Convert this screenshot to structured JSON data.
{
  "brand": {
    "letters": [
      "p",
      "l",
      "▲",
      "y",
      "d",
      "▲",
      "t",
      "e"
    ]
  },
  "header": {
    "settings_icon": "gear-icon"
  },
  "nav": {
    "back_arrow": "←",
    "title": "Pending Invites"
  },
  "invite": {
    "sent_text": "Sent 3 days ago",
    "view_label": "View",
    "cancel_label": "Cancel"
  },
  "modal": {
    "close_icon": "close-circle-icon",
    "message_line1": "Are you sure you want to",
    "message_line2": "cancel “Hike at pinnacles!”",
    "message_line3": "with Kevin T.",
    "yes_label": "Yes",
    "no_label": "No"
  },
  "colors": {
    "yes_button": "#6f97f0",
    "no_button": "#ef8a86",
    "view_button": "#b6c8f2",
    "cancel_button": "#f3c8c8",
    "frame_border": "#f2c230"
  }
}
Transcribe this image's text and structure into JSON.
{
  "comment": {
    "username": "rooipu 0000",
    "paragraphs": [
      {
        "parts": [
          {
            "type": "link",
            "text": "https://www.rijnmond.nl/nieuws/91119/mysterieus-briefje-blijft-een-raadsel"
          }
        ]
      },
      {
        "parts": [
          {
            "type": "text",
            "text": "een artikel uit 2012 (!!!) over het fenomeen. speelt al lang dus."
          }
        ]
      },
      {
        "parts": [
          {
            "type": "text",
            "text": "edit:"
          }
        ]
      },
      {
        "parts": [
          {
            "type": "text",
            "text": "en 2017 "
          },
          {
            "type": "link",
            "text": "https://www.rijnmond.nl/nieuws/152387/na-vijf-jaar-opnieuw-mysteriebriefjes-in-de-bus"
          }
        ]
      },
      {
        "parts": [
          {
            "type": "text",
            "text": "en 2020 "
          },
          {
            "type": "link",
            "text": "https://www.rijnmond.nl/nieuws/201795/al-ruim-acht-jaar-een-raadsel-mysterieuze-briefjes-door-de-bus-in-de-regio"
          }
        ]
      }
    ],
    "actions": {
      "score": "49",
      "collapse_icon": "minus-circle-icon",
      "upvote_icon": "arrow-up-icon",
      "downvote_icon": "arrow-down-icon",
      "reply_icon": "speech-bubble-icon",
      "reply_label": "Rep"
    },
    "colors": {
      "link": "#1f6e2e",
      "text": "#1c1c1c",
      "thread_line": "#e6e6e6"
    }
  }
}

REQUIREMENTS ::
Give back each line above precisely as it stands.

EXERCISE RESPONSE ::
Convert this screenshot to structured JSON data.
{
  "brand": {
    "letters": [
      "p",
      "l",
      "▲",
      "y",
      "d",
      "▲",
      "t",
      "e"
    ]
  },
  "header": {
    "settings_icon": "gear-icon"
  },
  "nav": {
    "back_arrow": "←",
    "title": "Pending Invites"
  },
  "invite": {
    "sent_text": "Sent 3 days ago",
    "view_label": "View",
    "cancel_label": "Cancel"
  },
  "modal": {
    "close_icon": "close-circle-icon",
    "message_line1": "Are you sure you want to",
    "message_line2": "cancel “Hike at pinnacles!”",
    "message_line3": "with Kevin T.",
    "yes_label": "Yes",
    "no_label": "No"
  },
  "colors": {
    "yes_button": "#6f97f0",
    "no_button": "#ef8a86",
    "view_button": "#b6c8f2",
    "cancel_button": "#f3c8c8",
    "frame_border": "#f2c230"
  }
}
Transcribe this image's text and structure into JSON.
{
  "comment": {
    "username": "rooipu 0000",
    "paragraphs": [
      {
        "parts": [
          {
            "type": "link",
            "text": "https://www.rijnmond.nl/nieuws/91119/mysterieus-briefje-blijft-een-raadsel"
          }
        ]
      },
      {
        "parts": [
          {
            "type": "text",
            "text": "een artikel uit 2012 (!!!) over het fenomeen. speelt al lang dus."
          }
        ]
      },
      {
        "parts": [
          {
            "type": "text",
            "text": "edit:"
          }
        ]
      },
      {
        "parts": [
          {
            "type": "text",
            "text": "en 2017 "
          },
          {
            "type": "link",
            "text": "https://www.rijnmond.nl/nieuws/152387/na-vijf-jaar-opnieuw-mysteriebriefjes-in-de-bus"
          }
        ]
      },
      {
        "parts": [
          {
            "type": "text",
            "text": "en 2020 "
          },
          {
            "type": "link",
            "text": "https://www.rijnmond.nl/nieuws/201795/al-ruim-acht-jaar-een-raadsel-mysterieuze-briefjes-door-de-bus-in-de-regio"
          }
        ]
      }
    ],
    "actions": {
      "score": "49",
      "collapse_icon": "minus-circle-icon",
      "upvote_icon": "arrow-up-icon",
      "downvote_icon": "arrow-down-icon",
      "reply_icon": "speech-bubble-icon",
      "reply_label": "Rep"
    },
    "colors": {
      "link": "#1f6e2e",
      "text": "#1c1c1c",
      "thread_line": "#e6e6e6"
    }
  }
}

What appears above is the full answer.